Up to date, several investigators have studied the possibility of using microorganism in improving oil recovery, but little work has been reported regarding optimization of the process. In the laboratory, bacteria have been shown to produce chemicals such as surfactant, acids, solvents, polymers, and gases (mainly CO2) that can significantly contribute to improving displacement and sweep efficiency. Some of these microorganisms can withstand the harsh environment of the oil field and grow at a substantial rate feeding on the organic matter and crude oil itself, thus leading to improvement of oil recovery. Moreover, the MEOR process is friendly to the environment. Several field trials have been reported that showed the potential of bacterial enhanced oil recovery (BEOR) in improving oil recovery.

────────────────

WHAT THIS EXERCISE ASKS -
a - In the passage on microbial oil recovery, which gas is named as the main one that bacteria produce?
b - Say whether each statement agrees with the passage on microbial oil recovery, quoting the words that decide it.
(i) Much work has been reported on optimizing the process.
(ii) Some microorganisms can grow by feeding on crude oil.
(iii) The MEOR process is harmful to the environment.
c - Continue the passage on microbial oil recovery after its final sentence.

SOURCE MATERIAL -
────────────────

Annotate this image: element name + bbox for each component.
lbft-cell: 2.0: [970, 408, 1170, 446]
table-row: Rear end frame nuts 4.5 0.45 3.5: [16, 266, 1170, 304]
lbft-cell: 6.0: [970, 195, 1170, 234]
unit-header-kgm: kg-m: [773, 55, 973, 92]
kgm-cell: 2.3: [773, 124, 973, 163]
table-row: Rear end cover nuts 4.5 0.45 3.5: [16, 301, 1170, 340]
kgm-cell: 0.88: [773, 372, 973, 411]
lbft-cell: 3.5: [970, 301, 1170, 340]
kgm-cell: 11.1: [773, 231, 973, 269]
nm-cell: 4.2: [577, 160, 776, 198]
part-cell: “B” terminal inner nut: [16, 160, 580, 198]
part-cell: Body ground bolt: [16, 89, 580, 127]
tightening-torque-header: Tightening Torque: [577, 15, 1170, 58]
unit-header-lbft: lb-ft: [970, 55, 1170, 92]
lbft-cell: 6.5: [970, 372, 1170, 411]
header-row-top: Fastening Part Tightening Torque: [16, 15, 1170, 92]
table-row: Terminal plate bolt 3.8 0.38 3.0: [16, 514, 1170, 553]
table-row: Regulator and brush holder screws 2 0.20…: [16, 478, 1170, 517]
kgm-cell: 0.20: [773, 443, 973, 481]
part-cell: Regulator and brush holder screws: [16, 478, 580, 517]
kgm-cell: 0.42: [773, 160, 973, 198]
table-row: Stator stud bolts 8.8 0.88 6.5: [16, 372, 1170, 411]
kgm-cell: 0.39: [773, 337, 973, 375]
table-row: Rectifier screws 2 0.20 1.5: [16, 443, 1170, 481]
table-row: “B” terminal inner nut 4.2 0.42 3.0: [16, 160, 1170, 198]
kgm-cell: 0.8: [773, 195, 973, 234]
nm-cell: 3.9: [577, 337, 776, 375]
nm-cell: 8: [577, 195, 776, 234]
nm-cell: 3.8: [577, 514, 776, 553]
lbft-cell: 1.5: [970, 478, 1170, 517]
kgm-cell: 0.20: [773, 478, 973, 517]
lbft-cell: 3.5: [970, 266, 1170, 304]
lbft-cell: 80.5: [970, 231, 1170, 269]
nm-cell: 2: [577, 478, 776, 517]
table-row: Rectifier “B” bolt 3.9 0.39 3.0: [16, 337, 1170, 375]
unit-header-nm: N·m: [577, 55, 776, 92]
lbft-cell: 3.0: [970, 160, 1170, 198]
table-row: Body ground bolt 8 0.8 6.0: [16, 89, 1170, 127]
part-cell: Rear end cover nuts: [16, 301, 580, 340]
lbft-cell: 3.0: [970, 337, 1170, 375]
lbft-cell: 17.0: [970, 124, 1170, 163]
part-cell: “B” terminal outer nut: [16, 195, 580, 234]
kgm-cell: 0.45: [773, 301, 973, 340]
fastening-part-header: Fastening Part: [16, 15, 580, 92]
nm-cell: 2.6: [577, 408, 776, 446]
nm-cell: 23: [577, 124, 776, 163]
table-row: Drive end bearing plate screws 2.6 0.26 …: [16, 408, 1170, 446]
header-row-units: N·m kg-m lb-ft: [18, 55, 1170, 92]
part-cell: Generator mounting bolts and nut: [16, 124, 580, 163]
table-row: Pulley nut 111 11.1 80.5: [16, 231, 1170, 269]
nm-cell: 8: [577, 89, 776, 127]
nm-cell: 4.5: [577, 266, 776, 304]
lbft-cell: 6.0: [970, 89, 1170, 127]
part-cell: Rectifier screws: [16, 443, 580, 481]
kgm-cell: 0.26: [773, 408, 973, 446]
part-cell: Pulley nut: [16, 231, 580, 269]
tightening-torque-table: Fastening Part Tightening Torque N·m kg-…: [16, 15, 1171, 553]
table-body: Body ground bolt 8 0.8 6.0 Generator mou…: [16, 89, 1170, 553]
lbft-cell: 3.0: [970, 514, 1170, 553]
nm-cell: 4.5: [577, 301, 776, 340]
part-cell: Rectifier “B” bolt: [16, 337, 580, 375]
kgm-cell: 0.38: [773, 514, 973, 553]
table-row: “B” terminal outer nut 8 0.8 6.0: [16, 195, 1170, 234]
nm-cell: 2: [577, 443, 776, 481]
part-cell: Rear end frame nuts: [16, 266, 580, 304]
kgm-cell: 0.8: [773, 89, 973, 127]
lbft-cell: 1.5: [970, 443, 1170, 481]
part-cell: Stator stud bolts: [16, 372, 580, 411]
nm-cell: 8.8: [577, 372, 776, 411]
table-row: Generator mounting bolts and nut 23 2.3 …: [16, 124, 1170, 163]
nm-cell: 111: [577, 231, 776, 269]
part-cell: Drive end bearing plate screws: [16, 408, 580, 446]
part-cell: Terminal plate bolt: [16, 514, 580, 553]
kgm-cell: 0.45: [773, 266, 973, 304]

────────────────

OUTPUTS BY TASK -
a - CO2

b -
(i) No: "little work has been reported regarding optimization of the process."
(ii) Yes: "grow at a substantial rate feeding on the organic matter and crude oil itself"
(iii) No: "the MEOR process is friendly to the environment."

c -
Because these microorganisms are living organism and their behavior is difficult to predict, therefore no attempt has been made to study the parameters that control the process performance. This has become the main objective of this work. In this work, we investigate the field parameters that affect the design a new process of Microbial Enhanced Oil Recovery in order to achieve optimum oil recovery. In order to reach this goal, the reservoir engineering factors that affect the recovery efficiency are defined first. These field parameters considered the most relevant and chosen for this study are the injected bacteria concentration, the adaptation time, the optimum slug size of bacteria solution, and the process application time. The capability of the microbes to transmit through a heterogeneous system and in long cores, and the effect of bacteria on rock wettability are also investigated.